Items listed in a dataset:
- - -

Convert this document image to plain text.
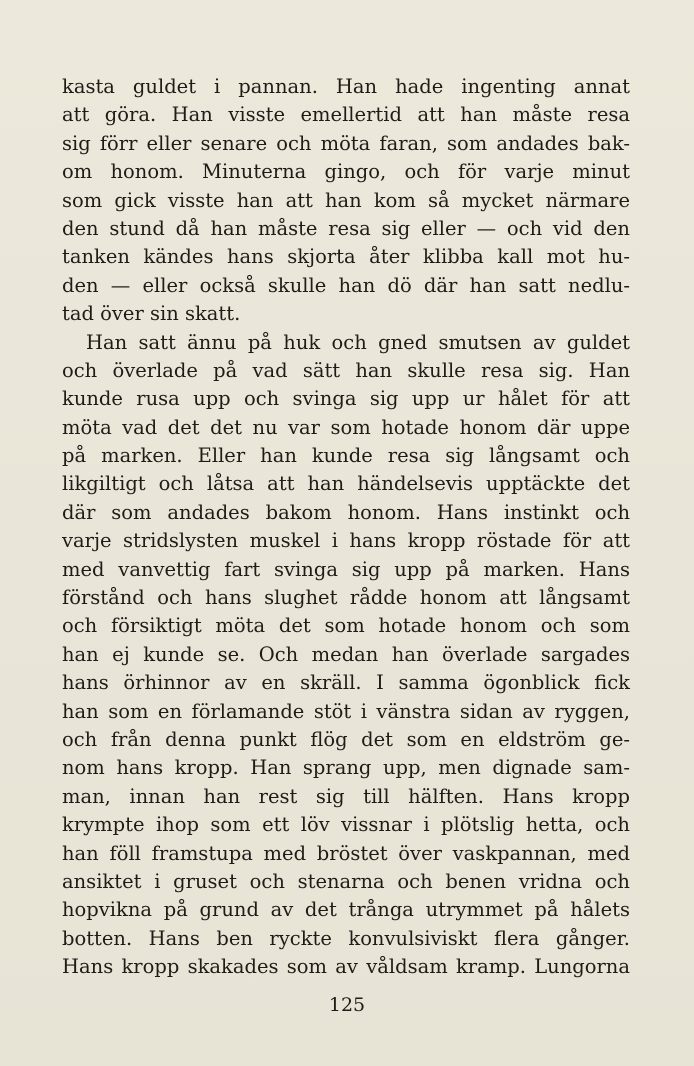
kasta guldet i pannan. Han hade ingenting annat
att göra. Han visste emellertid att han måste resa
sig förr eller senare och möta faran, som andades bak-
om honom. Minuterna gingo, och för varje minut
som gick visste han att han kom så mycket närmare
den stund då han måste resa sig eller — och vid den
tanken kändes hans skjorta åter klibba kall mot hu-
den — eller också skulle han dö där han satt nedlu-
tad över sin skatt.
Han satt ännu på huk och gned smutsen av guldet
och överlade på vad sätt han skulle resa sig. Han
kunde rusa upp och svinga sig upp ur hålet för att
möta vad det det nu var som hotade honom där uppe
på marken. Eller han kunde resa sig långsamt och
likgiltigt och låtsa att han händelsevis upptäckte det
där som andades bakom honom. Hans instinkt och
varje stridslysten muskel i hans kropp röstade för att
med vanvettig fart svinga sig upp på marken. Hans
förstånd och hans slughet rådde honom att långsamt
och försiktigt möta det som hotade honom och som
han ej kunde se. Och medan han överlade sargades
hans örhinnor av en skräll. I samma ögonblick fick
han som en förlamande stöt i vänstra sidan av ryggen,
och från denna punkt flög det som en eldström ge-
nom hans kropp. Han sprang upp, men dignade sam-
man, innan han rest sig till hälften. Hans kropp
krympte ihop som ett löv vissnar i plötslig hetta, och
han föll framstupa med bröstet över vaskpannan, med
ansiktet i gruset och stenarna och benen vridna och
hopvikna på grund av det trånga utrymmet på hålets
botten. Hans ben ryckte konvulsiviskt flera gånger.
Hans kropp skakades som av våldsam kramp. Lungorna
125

- - -

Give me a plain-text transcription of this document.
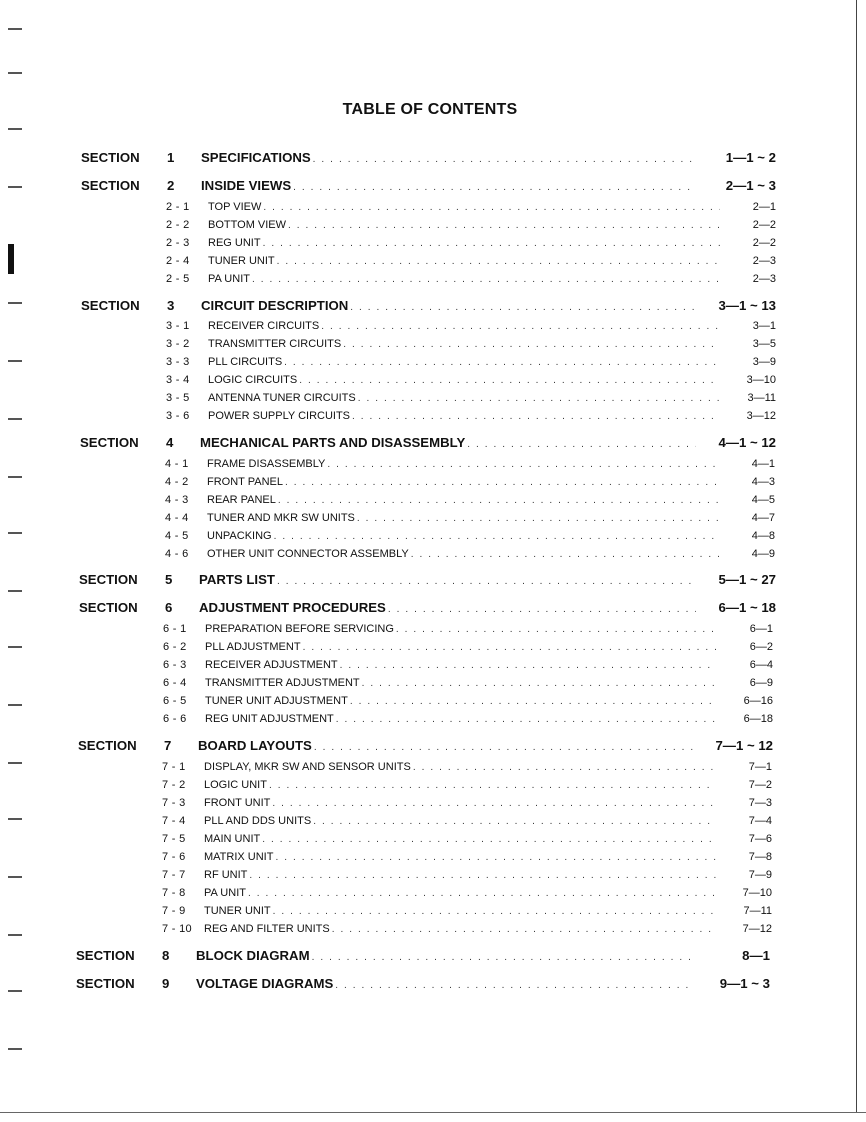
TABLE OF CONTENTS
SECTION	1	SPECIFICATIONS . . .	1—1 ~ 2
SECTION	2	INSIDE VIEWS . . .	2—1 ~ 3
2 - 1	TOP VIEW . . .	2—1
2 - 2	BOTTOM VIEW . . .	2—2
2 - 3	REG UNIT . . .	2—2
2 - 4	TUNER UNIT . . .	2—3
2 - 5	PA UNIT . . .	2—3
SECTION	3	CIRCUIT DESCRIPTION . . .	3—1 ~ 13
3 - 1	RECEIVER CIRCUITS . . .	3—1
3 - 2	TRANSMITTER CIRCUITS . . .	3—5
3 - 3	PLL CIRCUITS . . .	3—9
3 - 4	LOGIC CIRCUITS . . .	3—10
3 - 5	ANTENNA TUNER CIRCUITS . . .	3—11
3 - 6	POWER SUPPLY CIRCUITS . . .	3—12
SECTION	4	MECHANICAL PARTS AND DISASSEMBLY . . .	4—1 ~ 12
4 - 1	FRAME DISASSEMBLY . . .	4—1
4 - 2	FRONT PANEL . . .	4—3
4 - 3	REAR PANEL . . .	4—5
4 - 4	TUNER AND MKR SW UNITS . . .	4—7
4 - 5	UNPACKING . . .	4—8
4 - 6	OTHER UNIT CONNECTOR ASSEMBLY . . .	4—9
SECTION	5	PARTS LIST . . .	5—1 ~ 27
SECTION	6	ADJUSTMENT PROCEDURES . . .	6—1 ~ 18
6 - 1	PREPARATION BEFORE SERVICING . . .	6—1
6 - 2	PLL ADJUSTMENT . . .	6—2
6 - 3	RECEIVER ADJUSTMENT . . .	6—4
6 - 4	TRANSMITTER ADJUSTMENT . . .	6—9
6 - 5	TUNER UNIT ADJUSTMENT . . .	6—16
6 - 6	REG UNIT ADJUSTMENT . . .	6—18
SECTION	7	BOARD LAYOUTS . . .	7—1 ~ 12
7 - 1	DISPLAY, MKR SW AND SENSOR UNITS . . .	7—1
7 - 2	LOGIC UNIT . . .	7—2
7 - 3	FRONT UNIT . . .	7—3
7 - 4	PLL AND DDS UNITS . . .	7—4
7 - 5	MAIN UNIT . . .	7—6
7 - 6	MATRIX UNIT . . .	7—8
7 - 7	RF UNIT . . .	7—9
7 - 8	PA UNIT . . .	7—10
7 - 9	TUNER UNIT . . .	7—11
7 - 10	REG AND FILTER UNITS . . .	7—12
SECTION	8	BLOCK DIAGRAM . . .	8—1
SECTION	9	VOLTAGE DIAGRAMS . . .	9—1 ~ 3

- - -

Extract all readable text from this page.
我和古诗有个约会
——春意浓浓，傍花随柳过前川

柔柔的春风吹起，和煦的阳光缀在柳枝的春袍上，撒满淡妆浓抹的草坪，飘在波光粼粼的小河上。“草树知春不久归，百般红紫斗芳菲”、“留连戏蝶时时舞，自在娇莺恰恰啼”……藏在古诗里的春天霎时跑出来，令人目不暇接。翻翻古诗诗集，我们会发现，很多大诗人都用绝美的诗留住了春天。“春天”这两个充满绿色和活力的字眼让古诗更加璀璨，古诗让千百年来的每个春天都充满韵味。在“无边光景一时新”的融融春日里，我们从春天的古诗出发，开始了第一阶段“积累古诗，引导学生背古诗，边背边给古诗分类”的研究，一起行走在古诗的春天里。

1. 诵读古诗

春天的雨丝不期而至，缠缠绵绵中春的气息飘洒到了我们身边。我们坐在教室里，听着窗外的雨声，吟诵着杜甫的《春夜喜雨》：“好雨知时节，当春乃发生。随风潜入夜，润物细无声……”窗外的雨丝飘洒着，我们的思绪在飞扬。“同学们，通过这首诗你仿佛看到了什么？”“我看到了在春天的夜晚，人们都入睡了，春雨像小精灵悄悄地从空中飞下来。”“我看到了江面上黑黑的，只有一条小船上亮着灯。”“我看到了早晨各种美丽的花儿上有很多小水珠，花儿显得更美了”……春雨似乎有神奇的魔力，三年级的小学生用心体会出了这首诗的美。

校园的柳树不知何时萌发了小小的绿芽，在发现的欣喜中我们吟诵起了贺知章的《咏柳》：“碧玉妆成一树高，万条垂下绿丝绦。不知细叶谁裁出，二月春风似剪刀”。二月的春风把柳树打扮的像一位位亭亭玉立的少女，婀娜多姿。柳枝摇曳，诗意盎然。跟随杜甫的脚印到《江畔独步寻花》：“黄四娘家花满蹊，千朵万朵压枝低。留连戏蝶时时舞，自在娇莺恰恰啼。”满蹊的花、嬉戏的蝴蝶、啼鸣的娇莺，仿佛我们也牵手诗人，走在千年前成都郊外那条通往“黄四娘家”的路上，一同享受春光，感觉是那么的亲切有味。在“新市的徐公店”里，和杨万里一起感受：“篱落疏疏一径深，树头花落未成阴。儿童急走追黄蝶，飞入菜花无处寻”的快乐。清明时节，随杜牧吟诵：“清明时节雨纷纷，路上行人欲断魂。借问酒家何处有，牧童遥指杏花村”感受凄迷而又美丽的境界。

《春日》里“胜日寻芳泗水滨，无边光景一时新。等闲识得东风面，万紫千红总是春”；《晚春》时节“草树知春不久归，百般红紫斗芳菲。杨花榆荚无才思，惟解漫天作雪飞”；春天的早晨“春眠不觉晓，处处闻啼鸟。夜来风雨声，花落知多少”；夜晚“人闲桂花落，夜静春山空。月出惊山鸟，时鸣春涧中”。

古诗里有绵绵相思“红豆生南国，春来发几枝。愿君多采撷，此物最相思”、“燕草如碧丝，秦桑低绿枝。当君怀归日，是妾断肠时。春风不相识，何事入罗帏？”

- - -

Collect every line above that contains the word "DISASSEMBLY".

SECTION	4	MECHANICAL PARTS AND DISASSEMBLY . . .	4—1 ~ 12
4 - 1	FRAME DISASSEMBLY . . .	4—1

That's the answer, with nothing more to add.